(Visual layout annotation data)

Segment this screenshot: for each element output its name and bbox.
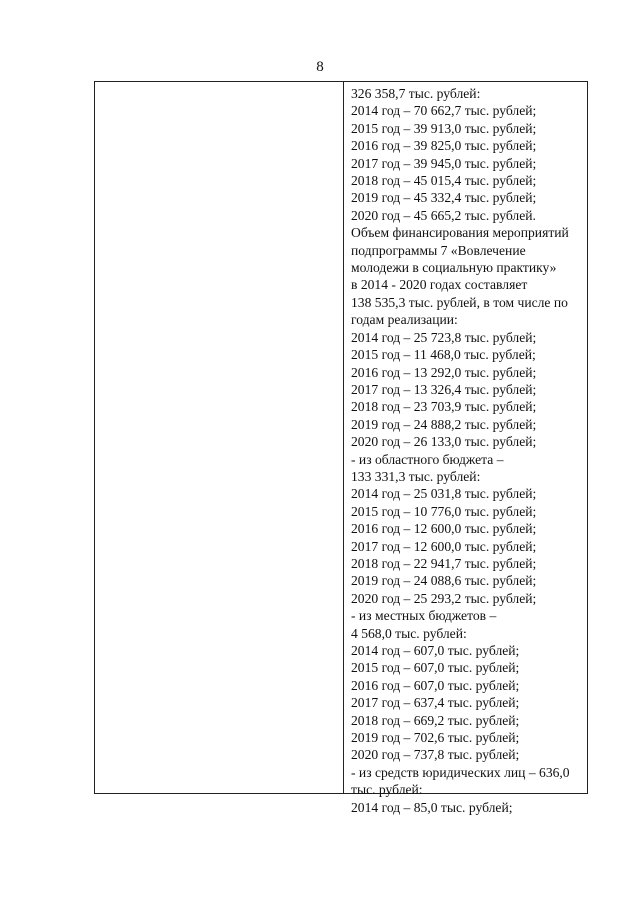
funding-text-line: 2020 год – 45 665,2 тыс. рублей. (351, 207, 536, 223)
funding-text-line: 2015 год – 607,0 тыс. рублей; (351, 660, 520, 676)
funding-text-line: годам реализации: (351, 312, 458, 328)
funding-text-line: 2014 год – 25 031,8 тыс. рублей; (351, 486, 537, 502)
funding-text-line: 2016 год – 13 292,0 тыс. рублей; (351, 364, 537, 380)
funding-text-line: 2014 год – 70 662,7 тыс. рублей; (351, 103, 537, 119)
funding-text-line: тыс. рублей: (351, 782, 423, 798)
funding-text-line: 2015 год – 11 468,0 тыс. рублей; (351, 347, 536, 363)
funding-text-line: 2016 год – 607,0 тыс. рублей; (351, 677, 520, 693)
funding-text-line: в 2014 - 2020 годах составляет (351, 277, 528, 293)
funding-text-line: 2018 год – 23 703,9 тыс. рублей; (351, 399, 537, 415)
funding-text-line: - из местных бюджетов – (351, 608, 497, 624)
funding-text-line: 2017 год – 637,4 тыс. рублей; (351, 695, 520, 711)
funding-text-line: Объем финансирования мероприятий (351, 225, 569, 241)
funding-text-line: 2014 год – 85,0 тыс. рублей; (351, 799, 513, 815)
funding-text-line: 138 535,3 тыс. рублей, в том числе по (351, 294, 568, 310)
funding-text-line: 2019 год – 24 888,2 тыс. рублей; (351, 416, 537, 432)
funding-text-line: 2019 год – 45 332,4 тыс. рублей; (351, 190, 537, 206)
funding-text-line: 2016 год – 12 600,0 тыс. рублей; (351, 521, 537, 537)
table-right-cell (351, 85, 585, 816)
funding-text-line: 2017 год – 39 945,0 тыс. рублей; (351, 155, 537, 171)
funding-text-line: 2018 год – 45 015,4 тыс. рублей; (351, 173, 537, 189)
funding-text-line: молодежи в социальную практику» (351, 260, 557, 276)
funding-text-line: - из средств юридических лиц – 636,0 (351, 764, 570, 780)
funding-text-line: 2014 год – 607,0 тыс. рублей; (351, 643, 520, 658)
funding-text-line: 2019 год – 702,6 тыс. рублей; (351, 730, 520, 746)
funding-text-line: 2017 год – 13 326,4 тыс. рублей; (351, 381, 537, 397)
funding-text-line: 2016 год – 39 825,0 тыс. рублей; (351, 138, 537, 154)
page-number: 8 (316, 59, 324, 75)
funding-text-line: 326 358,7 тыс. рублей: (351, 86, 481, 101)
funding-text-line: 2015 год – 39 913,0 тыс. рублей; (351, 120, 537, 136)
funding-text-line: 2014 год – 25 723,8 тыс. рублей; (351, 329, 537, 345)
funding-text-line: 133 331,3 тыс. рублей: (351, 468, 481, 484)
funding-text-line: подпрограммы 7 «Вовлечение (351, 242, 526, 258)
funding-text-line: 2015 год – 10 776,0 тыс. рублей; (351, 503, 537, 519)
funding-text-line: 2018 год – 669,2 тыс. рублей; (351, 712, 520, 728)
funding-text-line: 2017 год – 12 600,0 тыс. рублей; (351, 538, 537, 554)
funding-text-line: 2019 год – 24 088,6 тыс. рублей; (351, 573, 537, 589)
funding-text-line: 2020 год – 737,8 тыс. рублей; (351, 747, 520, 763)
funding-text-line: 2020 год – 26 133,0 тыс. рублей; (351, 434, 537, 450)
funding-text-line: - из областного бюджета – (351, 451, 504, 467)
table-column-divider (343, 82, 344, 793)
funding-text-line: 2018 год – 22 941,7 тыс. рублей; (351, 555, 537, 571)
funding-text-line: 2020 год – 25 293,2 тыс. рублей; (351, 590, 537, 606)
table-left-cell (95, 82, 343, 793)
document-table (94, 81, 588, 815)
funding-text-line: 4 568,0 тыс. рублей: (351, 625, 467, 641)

--

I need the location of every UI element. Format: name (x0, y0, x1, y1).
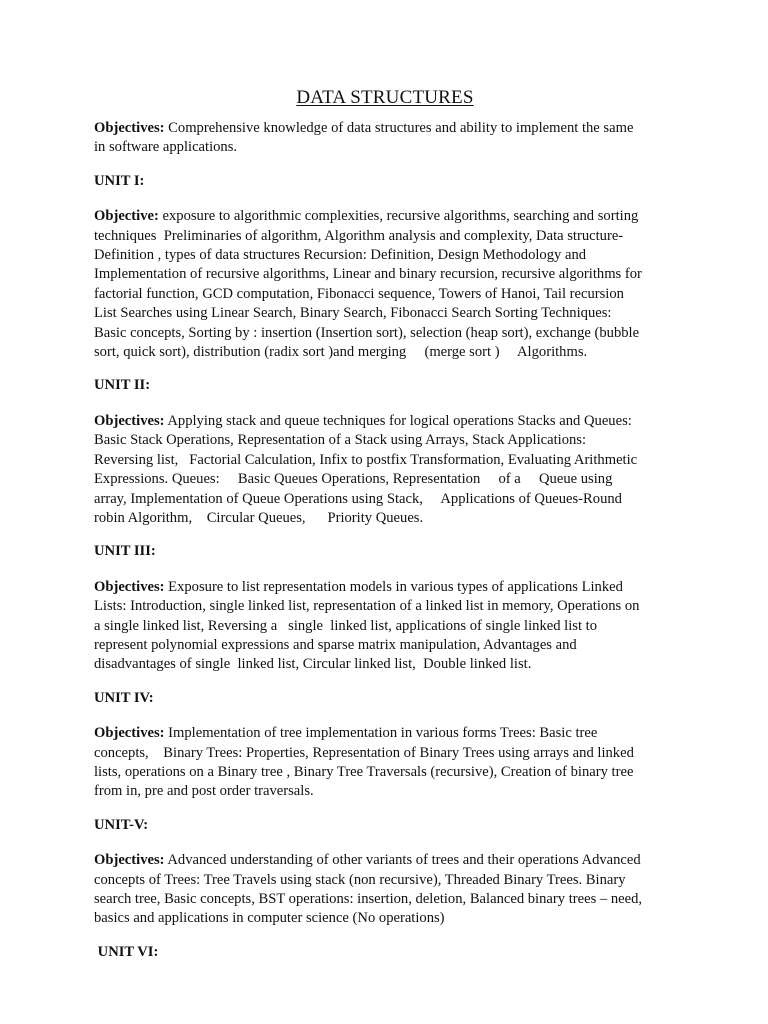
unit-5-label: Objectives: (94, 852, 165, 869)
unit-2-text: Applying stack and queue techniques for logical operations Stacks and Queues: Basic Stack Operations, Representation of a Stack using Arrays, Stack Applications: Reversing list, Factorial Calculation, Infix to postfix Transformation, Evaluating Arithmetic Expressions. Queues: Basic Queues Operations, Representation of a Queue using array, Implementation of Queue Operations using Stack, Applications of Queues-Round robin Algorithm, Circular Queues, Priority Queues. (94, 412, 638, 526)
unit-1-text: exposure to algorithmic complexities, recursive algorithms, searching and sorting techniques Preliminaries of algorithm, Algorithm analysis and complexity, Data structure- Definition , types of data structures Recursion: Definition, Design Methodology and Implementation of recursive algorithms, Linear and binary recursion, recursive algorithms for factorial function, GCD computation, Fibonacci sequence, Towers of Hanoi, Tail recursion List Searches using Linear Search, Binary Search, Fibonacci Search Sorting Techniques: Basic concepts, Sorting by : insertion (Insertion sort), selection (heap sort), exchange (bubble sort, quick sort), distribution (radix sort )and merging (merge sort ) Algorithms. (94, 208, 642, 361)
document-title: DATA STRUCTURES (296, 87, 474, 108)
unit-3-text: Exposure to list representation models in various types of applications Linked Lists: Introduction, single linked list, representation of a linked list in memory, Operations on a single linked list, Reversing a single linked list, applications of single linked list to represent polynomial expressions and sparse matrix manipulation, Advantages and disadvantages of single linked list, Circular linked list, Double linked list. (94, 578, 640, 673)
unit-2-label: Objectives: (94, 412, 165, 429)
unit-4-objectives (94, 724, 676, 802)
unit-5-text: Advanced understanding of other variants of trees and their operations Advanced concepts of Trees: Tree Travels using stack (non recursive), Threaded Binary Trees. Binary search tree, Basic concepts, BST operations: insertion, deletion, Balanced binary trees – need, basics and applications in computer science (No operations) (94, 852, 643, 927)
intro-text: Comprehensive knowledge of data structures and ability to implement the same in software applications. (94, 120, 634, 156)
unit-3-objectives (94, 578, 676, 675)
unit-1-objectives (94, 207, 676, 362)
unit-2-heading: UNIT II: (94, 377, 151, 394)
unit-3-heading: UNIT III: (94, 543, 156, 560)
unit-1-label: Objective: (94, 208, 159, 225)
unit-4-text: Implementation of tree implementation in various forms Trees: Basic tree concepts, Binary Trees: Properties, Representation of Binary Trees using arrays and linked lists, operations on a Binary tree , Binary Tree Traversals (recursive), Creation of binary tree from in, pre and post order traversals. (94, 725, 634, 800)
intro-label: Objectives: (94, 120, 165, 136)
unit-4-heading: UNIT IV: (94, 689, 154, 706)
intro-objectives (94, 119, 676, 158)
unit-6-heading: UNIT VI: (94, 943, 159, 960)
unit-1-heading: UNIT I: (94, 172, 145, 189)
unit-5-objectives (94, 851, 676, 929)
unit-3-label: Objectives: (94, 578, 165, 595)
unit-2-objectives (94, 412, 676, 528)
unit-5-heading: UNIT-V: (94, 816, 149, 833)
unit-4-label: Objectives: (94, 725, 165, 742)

---

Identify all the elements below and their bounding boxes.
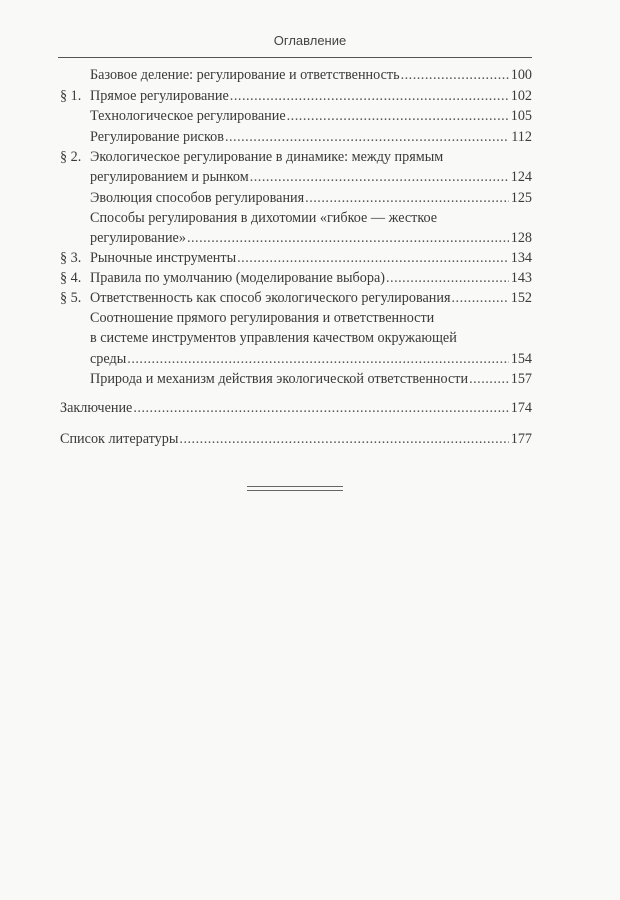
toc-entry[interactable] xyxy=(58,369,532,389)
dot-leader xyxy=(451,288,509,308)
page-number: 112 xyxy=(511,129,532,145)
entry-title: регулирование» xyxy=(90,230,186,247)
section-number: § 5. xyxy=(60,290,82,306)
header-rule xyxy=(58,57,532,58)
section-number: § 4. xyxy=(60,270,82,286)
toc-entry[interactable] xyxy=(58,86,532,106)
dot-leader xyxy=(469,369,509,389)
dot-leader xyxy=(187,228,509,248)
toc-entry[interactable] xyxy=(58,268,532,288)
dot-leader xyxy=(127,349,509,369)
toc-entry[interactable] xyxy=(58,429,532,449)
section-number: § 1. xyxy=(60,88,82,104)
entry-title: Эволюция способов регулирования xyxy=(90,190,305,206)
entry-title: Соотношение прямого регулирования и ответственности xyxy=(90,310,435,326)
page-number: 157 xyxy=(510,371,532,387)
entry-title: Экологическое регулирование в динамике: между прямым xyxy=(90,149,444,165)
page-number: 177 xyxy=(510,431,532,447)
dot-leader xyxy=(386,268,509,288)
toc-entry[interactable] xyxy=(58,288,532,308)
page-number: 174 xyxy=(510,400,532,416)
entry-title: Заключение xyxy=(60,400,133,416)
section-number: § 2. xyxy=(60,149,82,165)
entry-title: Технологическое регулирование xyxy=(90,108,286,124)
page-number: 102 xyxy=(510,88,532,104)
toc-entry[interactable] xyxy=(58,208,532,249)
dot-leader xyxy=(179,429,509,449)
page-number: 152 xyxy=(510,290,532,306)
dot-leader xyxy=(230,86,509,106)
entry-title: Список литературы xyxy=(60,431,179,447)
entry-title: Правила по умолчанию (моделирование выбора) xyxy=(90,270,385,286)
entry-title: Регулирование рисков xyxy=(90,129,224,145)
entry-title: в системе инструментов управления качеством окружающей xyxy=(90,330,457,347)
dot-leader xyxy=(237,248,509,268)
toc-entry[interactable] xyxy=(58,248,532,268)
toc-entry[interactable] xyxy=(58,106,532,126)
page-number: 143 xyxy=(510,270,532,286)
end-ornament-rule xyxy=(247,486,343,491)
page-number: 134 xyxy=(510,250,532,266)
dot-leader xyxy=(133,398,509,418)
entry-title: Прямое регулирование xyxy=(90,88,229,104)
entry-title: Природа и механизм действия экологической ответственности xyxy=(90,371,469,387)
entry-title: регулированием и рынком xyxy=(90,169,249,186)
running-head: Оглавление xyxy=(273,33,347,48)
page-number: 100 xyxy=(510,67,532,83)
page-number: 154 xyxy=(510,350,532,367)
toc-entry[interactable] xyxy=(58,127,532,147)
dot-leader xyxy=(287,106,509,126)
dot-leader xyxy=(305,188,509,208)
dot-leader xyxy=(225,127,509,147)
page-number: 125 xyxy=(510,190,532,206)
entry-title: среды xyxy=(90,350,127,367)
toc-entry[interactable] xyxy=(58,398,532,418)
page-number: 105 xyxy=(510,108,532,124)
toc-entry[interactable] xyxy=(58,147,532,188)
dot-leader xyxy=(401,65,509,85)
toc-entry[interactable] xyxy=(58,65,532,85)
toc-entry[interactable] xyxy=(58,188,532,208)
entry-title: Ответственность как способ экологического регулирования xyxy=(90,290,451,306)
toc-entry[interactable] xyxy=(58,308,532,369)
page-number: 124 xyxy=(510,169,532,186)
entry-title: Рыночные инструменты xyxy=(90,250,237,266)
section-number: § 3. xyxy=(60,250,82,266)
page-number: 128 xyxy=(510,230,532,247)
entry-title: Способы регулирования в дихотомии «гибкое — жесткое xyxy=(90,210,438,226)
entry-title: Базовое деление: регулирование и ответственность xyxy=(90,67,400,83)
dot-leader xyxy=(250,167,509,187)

_Stated exercise_
Rewrite the records from the line with "toc-entry[interactable] xyxy=(58,369,532,389)" up to and including the line with "page-number: 102 xyxy=(510,88,532,104)", substituting "leader-dots" for each "dot-leader" and keeping everything else the same.

_Written response_
toc-entry[interactable] xyxy=(58,369,532,389)
leader-dots xyxy=(451,288,509,308)
page-number: 112 xyxy=(511,129,532,145)
entry-title: регулирование» xyxy=(90,230,186,247)
section-number: § 5. xyxy=(60,290,82,306)
header-rule xyxy=(58,57,532,58)
section-number: § 4. xyxy=(60,270,82,286)
toc-entry[interactable] xyxy=(58,86,532,106)
leader-dots xyxy=(469,369,509,389)
leader-dots xyxy=(187,228,509,248)
toc-entry[interactable] xyxy=(58,268,532,288)
leader-dots xyxy=(127,349,509,369)
toc-entry[interactable] xyxy=(58,429,532,449)
section-number: § 1. xyxy=(60,88,82,104)
entry-title: Эволюция способов регулирования xyxy=(90,190,305,206)
entry-title: Соотношение прямого регулирования и ответственности xyxy=(90,310,435,326)
page-number: 157 xyxy=(510,371,532,387)
entry-title: Экологическое регулирование в динамике: между прямым xyxy=(90,149,444,165)
page-number: 177 xyxy=(510,431,532,447)
leader-dots xyxy=(386,268,509,288)
toc-entry[interactable] xyxy=(58,288,532,308)
page-number: 174 xyxy=(510,400,532,416)
entry-title: Заключение xyxy=(60,400,133,416)
section-number: § 2. xyxy=(60,149,82,165)
entry-title: Технологическое регулирование xyxy=(90,108,286,124)
page-number: 102 xyxy=(510,88,532,104)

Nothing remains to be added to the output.